▶ STATED TASK: Which lines in the rows below contain the string "aligned"? Gather each such line, treating uppercase and lowercase as different.
* Start *
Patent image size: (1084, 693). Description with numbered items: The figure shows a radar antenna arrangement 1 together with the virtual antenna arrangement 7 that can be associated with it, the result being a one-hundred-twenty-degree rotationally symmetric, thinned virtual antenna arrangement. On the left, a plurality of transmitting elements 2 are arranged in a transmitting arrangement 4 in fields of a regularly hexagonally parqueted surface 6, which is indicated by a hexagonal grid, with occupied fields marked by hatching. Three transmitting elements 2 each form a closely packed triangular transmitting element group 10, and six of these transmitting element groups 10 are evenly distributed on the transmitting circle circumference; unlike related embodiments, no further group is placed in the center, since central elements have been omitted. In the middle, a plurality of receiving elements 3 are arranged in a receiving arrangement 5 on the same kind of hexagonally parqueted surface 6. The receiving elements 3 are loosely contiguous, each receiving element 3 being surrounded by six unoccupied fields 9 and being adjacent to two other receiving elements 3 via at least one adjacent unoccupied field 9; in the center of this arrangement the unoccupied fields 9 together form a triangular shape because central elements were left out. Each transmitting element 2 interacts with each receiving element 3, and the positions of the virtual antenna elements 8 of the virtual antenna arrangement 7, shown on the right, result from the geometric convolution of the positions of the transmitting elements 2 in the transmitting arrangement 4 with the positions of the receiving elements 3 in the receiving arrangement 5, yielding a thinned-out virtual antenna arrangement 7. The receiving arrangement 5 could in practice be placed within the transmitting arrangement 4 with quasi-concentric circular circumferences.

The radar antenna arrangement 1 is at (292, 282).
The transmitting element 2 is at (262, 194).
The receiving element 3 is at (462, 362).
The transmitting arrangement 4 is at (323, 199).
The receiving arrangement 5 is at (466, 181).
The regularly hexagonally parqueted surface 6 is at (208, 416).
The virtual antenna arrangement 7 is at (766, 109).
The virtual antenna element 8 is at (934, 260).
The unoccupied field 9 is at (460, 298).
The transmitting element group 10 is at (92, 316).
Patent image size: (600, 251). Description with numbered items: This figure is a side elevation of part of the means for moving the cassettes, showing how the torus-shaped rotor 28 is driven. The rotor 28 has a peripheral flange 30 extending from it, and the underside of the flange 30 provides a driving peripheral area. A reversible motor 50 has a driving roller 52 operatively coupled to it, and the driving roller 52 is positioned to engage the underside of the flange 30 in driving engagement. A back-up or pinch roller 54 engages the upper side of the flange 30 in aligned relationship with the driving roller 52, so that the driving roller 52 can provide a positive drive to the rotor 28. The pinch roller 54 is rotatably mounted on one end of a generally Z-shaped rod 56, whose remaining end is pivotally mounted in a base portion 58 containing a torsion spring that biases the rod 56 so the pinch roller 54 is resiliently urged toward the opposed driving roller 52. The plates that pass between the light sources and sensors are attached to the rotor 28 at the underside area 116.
* End *
▶ TASK OUTPUT:
Patent image size: (600, 251). Description with numbered items: This figure is a side elevation of part of the means for moving the cassettes, showing how the torus-shaped rotor 28 is driven. The rotor 28 has a peripheral flange 30 extending from it, and the underside of the flange 30 provides a driving peripheral area. A reversible motor 50 has a driving roller 52 operatively coupled to it, and the driving roller 52 is positioned to engage the underside of the flange 30 in driving engagement. A back-up or pinch roller 54 engages the upper side of the flange 30 in aligned relationship with the driving roller 52, so that the driving roller 52 can provide a positive drive to the rotor 28. The pinch roller 54 is rotatably mounted on one end of a generally Z-shaped rod 56, whose remaining end is pivotally mounted in a base portion 58 containing a torsion spring that biases the rod 56 so the pinch roller 54 is resiliently urged toward the opposed driving roller 52. The plates that pass between the light sources and sensors are attached to the rotor 28 at the underside area 116.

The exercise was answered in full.